→ **Set problem**:
Count the lines that include the string "индивидуально", and give only that number.

→ **Extracted data entries**:
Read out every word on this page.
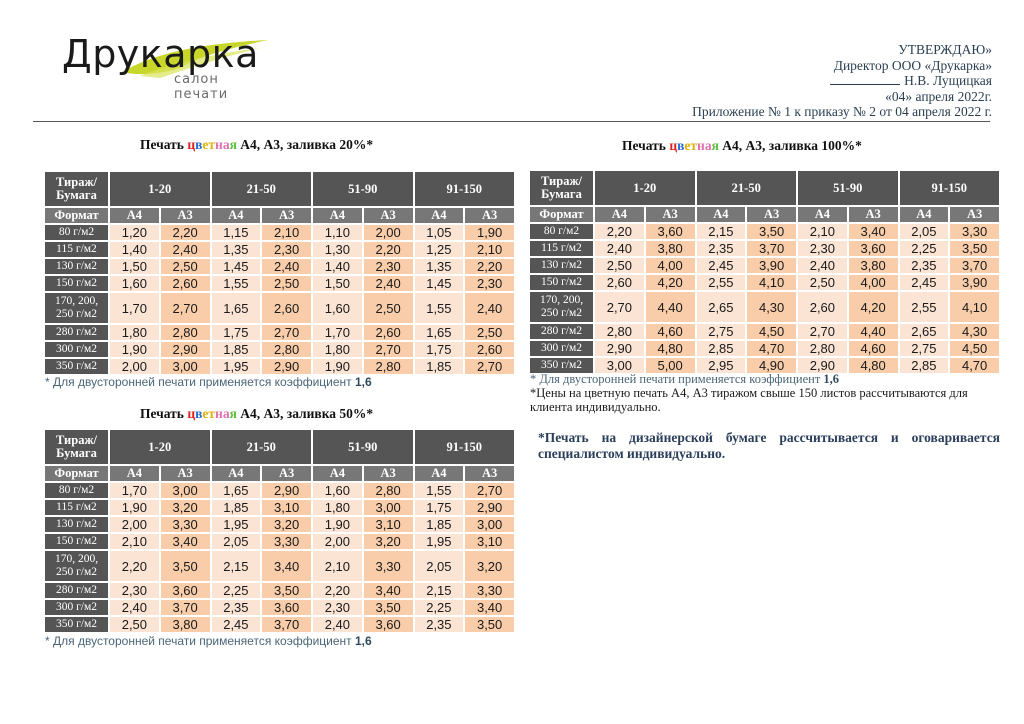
Друкарка
салон печати
УТВЕРЖДАЮ»
Директор ООО «Друкарка»
Н.В. Лущицкая
«04» апреля 2022г.
Приложение № 1 к приказу № 2 от 04 апреля 2022 г.
Печать цветная А4, А3, заливка 20%*
Печать цветная А4, А3, заливка 50%*
Печать цветная А4, А3, заливка 100%*
Тираж/
Бумага	1-20		21-50		51-90		91-150	
Формат	А4	А3	А4	А3	А4	А3	А4	А3
80 г/м2	1,20	2,20	1,15	2,10	1,10	2,00	1,05	1,90
115 г/м2	1,40	2,40	1,35	2,30	1,30	2,20	1,25	2,10
130 г/м2	1,50	2,50	1,45	2,40	1,40	2,30	1,35	2,20
150 г/м2	1,60	2,60	1,55	2,50	1,50	2,40	1,45	2,30
170, 200,
250 г/м2	1,70	2,70	1,65	2,60	1,60	2,50	1,55	2,40
280 г/м2	1,80	2,80	1,75	2,70	1,70	2,60	1,65	2,50
300 г/м2	1,90	2,90	1,85	2,80	1,80	2,70	1,75	2,60
350 г/м2	2,00	3,00	1,95	2,90	1,90	2,80	1,85	2,70
Тираж/
Бумага	1-20		21-50		51-90		91-150	
Формат	А4	А3	А4	А3	А4	А3	А4	А3
80 г/м2	1,70	3,00	1,65	2,90	1,60	2,80	1,55	2,70
115 г/м2	1,90	3,20	1,85	3,10	1,80	3,00	1,75	2,90
130 г/м2	2,00	3,30	1,95	3,20	1,90	3,10	1,85	3,00
150 г/м2	2,10	3,40	2,05	3,30	2,00	3,20	1,95	3,10
170, 200,
250 г/м2	2,20	3,50	2,15	3,40	2,10	3,30	2,05	3,20
280 г/м2	2,30	3,60	2,25	3,50	2,20	3,40	2,15	3,30
300 г/м2	2,40	3,70	2,35	3,60	2,30	3,50	2,25	3,40
350 г/м2	2,50	3,80	2,45	3,70	2,40	3,60	2,35	3,50
Тираж/
Бумага	1-20		21-50		51-90		91-150	
Формат	А4	А3	А4	А3	А4	А3	А4	А3
80 г/м2	2,20	3,60	2,15	3,50	2,10	3,40	2,05	3,30
115 г/м2	2,40	3,80	2,35	3,70	2,30	3,60	2,25	3,50
130 г/м2	2,50	4,00	2,45	3,90	2,40	3,80	2,35	3,70
150 г/м2	2,60	4,20	2,55	4,10	2,50	4,00	2,45	3,90
170, 200,
250 г/м2	2,70	4,40	2,65	4,30	2,60	4,20	2,55	4,10
280 г/м2	2,80	4,60	2,75	4,50	2,70	4,40	2,65	4,30
300 г/м2	2,90	4,80	2,85	4,70	2,80	4,60	2,75	4,50
350 г/м2	3,00	5,00	2,95	4,90	2,90	4,80	2,85	4,70
* Для двусторонней печати применяется коэффициент 1,6
* Для двусторонней печати применяется коэффициент 1,6
* Для двусторонней печати применяется коэффициент 1,6
*Цены на цветную печать А4, А3 тиражом свыше 150 листов рассчитываются для клиента индивидуально.
*Печать на дизайнерской бумаге рассчитывается и оговаривается специалистом индивидуально.
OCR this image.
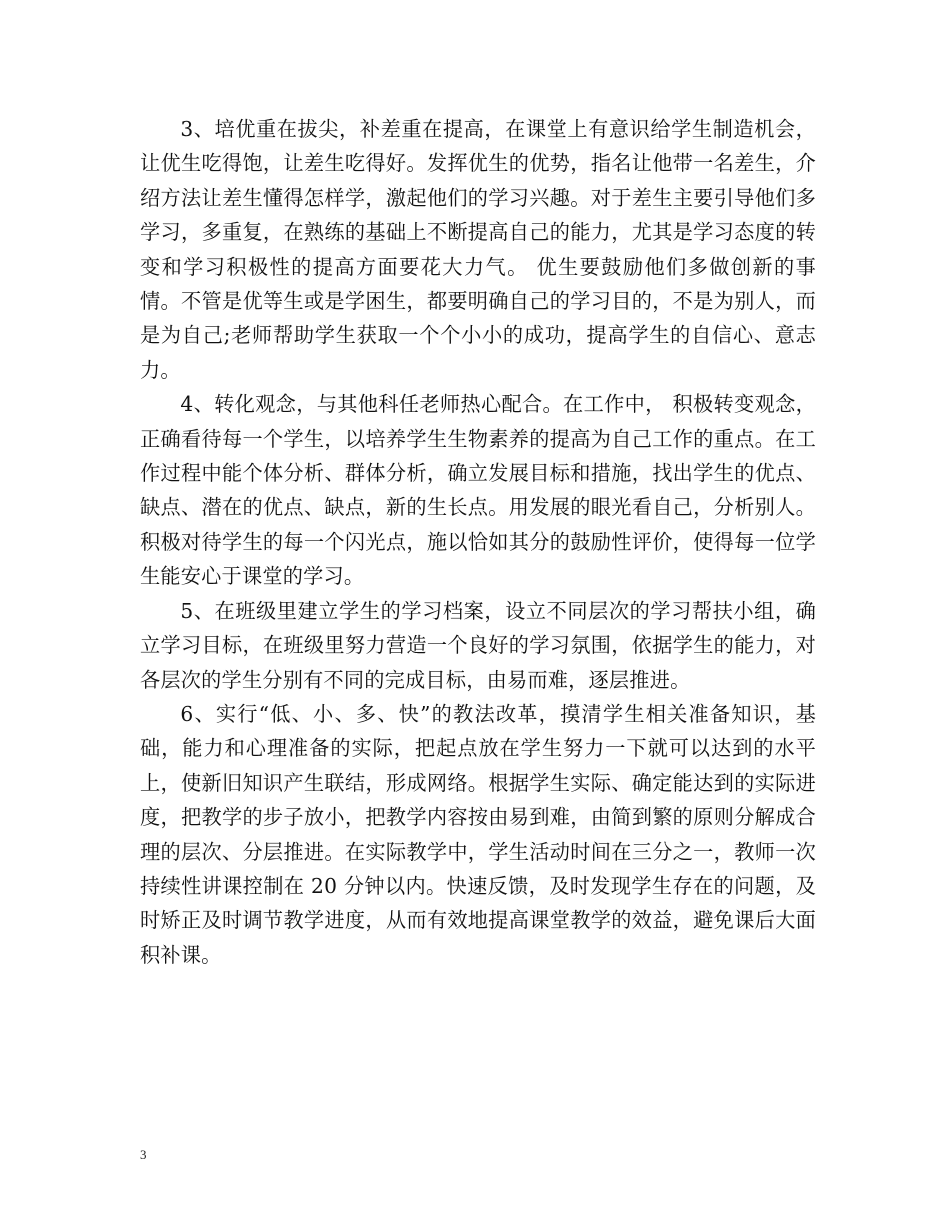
3、培优重在拔尖，补差重在提高，在课堂上有意识给学生制造机会，让优生吃得饱，让差生吃得好。发挥优生的优势，指名让他带一名差生，介绍方法让差生懂得怎样学，激起他们的学习兴趣。对于差生主要引导他们多学习，多重复，在熟练的基础上不断提高自己的能力，尤其是学习态度的转变和学习积极性的提高方面要花大力气。 优生要鼓励他们多做创新的事情。不管是优等生或是学困生，都要明确自己的学习目的，不是为别人，而是为自己;老师帮助学生获取一个个小小的成功，提高学生的自信心、意志力。

4、转化观念，与其他科任老师热心配合。在工作中， 积极转变观念，正确看待每一个学生，以培养学生生物素养的提高为自己工作的重点。在工作过程中能个体分析、群体分析，确立发展目标和措施，找出学生的优点、缺点、潜在的优点、缺点，新的生长点。用发展的眼光看自己，分析别人。积极对待学生的每一个闪光点，施以恰如其分的鼓励性评价，使得每一位学生能安心于课堂的学习。

5、在班级里建立学生的学习档案，设立不同层次的学习帮扶小组，确立学习目标，在班级里努力营造一个良好的学习氛围，依据学生的能力，对各层次的学生分别有不同的完成目标，由易而难，逐层推进。

6、实行“低、小、多、快”的教法改革，摸清学生相关准备知识，基础，能力和心理准备的实际，把起点放在学生努力一下就可以达到的水平上，使新旧知识产生联结，形成网络。根据学生实际、确定能达到的实际进度，把教学的步子放小，把教学内容按由易到难，由简到繁的原则分解成合理的层次、分层推进。在实际教学中，学生活动时间在三分之一，教师一次持续性讲课控制在 20 分钟以内。快速反馈，及时发现学生存在的问题，及时矫正及时调节教学进度，从而有效地提高课堂教学的效益，避免课后大面积补课。

3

→ **Result for this task**:
2